Data entries:
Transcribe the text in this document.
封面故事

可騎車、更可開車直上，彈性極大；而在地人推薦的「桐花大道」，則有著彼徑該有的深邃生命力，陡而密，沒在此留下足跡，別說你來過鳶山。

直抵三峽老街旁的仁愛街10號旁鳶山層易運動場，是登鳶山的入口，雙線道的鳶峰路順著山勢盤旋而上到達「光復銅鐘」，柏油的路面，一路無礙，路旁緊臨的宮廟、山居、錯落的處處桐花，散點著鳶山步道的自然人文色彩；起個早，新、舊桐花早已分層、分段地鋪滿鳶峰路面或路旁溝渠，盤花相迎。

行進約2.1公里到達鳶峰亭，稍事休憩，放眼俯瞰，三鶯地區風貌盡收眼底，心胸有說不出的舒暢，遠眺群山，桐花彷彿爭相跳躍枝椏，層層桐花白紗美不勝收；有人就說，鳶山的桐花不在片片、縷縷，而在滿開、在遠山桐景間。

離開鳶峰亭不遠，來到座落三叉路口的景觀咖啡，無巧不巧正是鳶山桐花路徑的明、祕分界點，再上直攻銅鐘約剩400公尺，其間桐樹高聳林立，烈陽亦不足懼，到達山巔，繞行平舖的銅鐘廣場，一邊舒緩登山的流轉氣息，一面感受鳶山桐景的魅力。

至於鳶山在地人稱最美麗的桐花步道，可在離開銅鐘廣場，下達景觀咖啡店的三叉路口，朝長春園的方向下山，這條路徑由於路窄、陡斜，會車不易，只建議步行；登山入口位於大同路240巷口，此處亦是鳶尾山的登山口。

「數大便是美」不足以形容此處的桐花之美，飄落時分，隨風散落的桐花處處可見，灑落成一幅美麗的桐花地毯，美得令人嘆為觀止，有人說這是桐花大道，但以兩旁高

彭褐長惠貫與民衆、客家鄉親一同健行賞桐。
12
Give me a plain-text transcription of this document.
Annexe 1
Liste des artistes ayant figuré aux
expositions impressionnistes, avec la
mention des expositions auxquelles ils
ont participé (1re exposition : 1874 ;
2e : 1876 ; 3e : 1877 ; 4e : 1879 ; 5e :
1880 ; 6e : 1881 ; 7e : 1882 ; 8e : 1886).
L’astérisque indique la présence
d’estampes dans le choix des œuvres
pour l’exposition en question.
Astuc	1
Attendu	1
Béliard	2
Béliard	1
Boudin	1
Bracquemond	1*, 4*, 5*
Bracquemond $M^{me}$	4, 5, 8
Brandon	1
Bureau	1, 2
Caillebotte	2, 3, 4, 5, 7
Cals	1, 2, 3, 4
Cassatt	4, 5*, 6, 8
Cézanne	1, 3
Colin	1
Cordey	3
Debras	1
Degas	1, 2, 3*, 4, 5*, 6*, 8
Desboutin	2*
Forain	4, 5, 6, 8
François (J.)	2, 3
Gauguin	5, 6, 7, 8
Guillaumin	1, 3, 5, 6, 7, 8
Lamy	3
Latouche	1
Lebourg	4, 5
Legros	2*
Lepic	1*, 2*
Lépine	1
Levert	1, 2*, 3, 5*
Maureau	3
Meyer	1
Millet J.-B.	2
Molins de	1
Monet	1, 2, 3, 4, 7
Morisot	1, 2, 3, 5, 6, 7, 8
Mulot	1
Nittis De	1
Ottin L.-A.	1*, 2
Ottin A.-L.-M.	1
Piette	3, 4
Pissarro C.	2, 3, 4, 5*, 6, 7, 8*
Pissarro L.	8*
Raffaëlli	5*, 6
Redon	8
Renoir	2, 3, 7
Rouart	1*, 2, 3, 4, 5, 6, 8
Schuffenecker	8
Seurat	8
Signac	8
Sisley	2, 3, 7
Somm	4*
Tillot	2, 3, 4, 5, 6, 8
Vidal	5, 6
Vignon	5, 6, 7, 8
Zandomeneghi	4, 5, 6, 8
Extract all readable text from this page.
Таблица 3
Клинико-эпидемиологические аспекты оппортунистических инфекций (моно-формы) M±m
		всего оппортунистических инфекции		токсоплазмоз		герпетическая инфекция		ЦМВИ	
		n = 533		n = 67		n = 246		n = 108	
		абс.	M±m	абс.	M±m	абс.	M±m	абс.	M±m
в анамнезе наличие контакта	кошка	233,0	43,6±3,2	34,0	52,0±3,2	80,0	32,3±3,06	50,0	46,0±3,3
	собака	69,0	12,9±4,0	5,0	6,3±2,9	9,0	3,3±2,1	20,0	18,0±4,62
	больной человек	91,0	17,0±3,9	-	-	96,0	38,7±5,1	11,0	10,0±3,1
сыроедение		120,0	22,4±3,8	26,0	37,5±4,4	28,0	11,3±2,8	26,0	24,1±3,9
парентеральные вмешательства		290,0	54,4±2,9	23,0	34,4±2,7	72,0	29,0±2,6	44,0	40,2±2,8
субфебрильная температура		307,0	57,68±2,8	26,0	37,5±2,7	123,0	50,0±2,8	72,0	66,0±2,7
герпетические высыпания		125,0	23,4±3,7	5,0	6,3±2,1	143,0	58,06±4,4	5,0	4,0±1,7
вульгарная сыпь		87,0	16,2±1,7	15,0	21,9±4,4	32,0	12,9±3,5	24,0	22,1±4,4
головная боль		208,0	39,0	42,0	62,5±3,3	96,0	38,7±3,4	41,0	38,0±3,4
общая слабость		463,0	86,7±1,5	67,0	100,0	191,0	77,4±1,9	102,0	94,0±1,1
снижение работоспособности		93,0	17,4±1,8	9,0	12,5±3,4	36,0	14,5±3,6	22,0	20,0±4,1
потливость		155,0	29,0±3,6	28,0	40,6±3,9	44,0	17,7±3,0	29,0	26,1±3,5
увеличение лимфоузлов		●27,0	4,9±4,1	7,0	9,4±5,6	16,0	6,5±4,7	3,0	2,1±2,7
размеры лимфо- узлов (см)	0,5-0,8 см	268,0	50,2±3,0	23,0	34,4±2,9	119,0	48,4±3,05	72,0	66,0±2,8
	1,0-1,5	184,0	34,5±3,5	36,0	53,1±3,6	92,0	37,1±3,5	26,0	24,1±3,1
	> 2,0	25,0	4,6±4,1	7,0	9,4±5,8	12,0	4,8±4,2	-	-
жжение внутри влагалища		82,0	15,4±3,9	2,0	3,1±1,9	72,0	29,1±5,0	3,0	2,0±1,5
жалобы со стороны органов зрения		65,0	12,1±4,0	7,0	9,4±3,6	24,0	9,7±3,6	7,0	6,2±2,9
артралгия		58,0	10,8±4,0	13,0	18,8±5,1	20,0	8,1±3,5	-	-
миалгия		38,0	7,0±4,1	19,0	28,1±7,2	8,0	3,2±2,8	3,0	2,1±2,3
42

What is asked: Above are the records; retype them all without a single difference.

Exercise answer:
Transcribe the text in this document.
封面故事

可騎車、更可開車直上，彈性極大；而在地人推薦的「桐花大道」，則有著彼徑該有的深邃生命力，陡而密，沒在此留下足跡，別說你來過鳶山。

直抵三峽老街旁的仁愛街10號旁鳶山層易運動場，是登鳶山的入口，雙線道的鳶峰路順著山勢盤旋而上到達「光復銅鐘」，柏油的路面，一路無礙，路旁緊臨的宮廟、山居、錯落的處處桐花，散點著鳶山步道的自然人文色彩；起個早，新、舊桐花早已分層、分段地鋪滿鳶峰路面或路旁溝渠，盤花相迎。

行進約2.1公里到達鳶峰亭，稍事休憩，放眼俯瞰，三鶯地區風貌盡收眼底，心胸有說不出的舒暢，遠眺群山，桐花彷彿爭相跳躍枝椏，層層桐花白紗美不勝收；有人就說，鳶山的桐花不在片片、縷縷，而在滿開、在遠山桐景間。

離開鳶峰亭不遠，來到座落三叉路口的景觀咖啡，無巧不巧正是鳶山桐花路徑的明、祕分界點，再上直攻銅鐘約剩400公尺，其間桐樹高聳林立，烈陽亦不足懼，到達山巔，繞行平舖的銅鐘廣場，一邊舒緩登山的流轉氣息，一面感受鳶山桐景的魅力。

至於鳶山在地人稱最美麗的桐花步道，可在離開銅鐘廣場，下達景觀咖啡店的三叉路口，朝長春園的方向下山，這條路徑由於路窄、陡斜，會車不易，只建議步行；登山入口位於大同路240巷口，此處亦是鳶尾山的登山口。

「數大便是美」不足以形容此處的桐花之美，飄落時分，隨風散落的桐花處處可見，灑落成一幅美麗的桐花地毯，美得令人嘆為觀止，有人說這是桐花大道，但以兩旁高

彭褐長惠貫與民衆、客家鄉親一同健行賞桐。
12
Give me a plain-text transcription of this document.
Annexe 1
Liste des artistes ayant figuré aux
expositions impressionnistes, avec la
mention des expositions auxquelles ils
ont participé (1re exposition : 1874 ;
2e : 1876 ; 3e : 1877 ; 4e : 1879 ; 5e :
1880 ; 6e : 1881 ; 7e : 1882 ; 8e : 1886).
L’astérisque indique la présence
d’estampes dans le choix des œuvres
pour l’exposition en question.
Astuc	1
Attendu	1
Béliard	2
Béliard	1
Boudin	1
Bracquemond	1*, 4*, 5*
Bracquemond $M^{me}$	4, 5, 8
Brandon	1
Bureau	1, 2
Caillebotte	2, 3, 4, 5, 7
Cals	1, 2, 3, 4
Cassatt	4, 5*, 6, 8
Cézanne	1, 3
Colin	1
Cordey	3
Debras	1
Degas	1, 2, 3*, 4, 5*, 6*, 8
Desboutin	2*
Forain	4, 5, 6, 8
François (J.)	2, 3
Gauguin	5, 6, 7, 8
Guillaumin	1, 3, 5, 6, 7, 8
Lamy	3
Latouche	1
Lebourg	4, 5
Legros	2*
Lepic	1*, 2*
Lépine	1
Levert	1, 2*, 3, 5*
Maureau	3
Meyer	1
Millet J.-B.	2
Molins de	1
Monet	1, 2, 3, 4, 7
Morisot	1, 2, 3, 5, 6, 7, 8
Mulot	1
Nittis De	1
Ottin L.-A.	1*, 2
Ottin A.-L.-M.	1
Piette	3, 4
Pissarro C.	2, 3, 4, 5*, 6, 7, 8*
Pissarro L.	8*
Raffaëlli	5*, 6
Redon	8
Renoir	2, 3, 7
Rouart	1*, 2, 3, 4, 5, 6, 8
Schuffenecker	8
Seurat	8
Signac	8
Sisley	2, 3, 7
Somm	4*
Tillot	2, 3, 4, 5, 6, 8
Vidal	5, 6
Vignon	5, 6, 7, 8
Zandomeneghi	4, 5, 6, 8
Extract all readable text from this page.
Таблица 3
Клинико-эпидемиологические аспекты оппортунистических инфекций (моно-формы) M±m
		всего оппортунистических инфекции		токсоплазмоз		герпетическая инфекция		ЦМВИ	
		n = 533		n = 67		n = 246		n = 108	
		абс.	M±m	абс.	M±m	абс.	M±m	абс.	M±m
в анамнезе наличие контакта	кошка	233,0	43,6±3,2	34,0	52,0±3,2	80,0	32,3±3,06	50,0	46,0±3,3
	собака	69,0	12,9±4,0	5,0	6,3±2,9	9,0	3,3±2,1	20,0	18,0±4,62
	больной человек	91,0	17,0±3,9	-	-	96,0	38,7±5,1	11,0	10,0±3,1
сыроедение		120,0	22,4±3,8	26,0	37,5±4,4	28,0	11,3±2,8	26,0	24,1±3,9
парентеральные вмешательства		290,0	54,4±2,9	23,0	34,4±2,7	72,0	29,0±2,6	44,0	40,2±2,8
субфебрильная температура		307,0	57,68±2,8	26,0	37,5±2,7	123,0	50,0±2,8	72,0	66,0±2,7
герпетические высыпания		125,0	23,4±3,7	5,0	6,3±2,1	143,0	58,06±4,4	5,0	4,0±1,7
вульгарная сыпь		87,0	16,2±1,7	15,0	21,9±4,4	32,0	12,9±3,5	24,0	22,1±4,4
головная боль		208,0	39,0	42,0	62,5±3,3	96,0	38,7±3,4	41,0	38,0±3,4
общая слабость		463,0	86,7±1,5	67,0	100,0	191,0	77,4±1,9	102,0	94,0±1,1
снижение работоспособности		93,0	17,4±1,8	9,0	12,5±3,4	36,0	14,5±3,6	22,0	20,0±4,1
потливость		155,0	29,0±3,6	28,0	40,6±3,9	44,0	17,7±3,0	29,0	26,1±3,5
увеличение лимфоузлов		●27,0	4,9±4,1	7,0	9,4±5,6	16,0	6,5±4,7	3,0	2,1±2,7
размеры лимфо- узлов (см)	0,5-0,8 см	268,0	50,2±3,0	23,0	34,4±2,9	119,0	48,4±3,05	72,0	66,0±2,8
	1,0-1,5	184,0	34,5±3,5	36,0	53,1±3,6	92,0	37,1±3,5	26,0	24,1±3,1
	> 2,0	25,0	4,6±4,1	7,0	9,4±5,8	12,0	4,8±4,2	-	-
жжение внутри влагалища		82,0	15,4±3,9	2,0	3,1±1,9	72,0	29,1±5,0	3,0	2,0±1,5
жалобы со стороны органов зрения		65,0	12,1±4,0	7,0	9,4±3,6	24,0	9,7±3,6	7,0	6,2±2,9
артралгия		58,0	10,8±4,0	13,0	18,8±5,1	20,0	8,1±3,5	-	-
миалгия		38,0	7,0±4,1	19,0	28,1±7,2	8,0	3,2±2,8	3,0	2,1±2,3
42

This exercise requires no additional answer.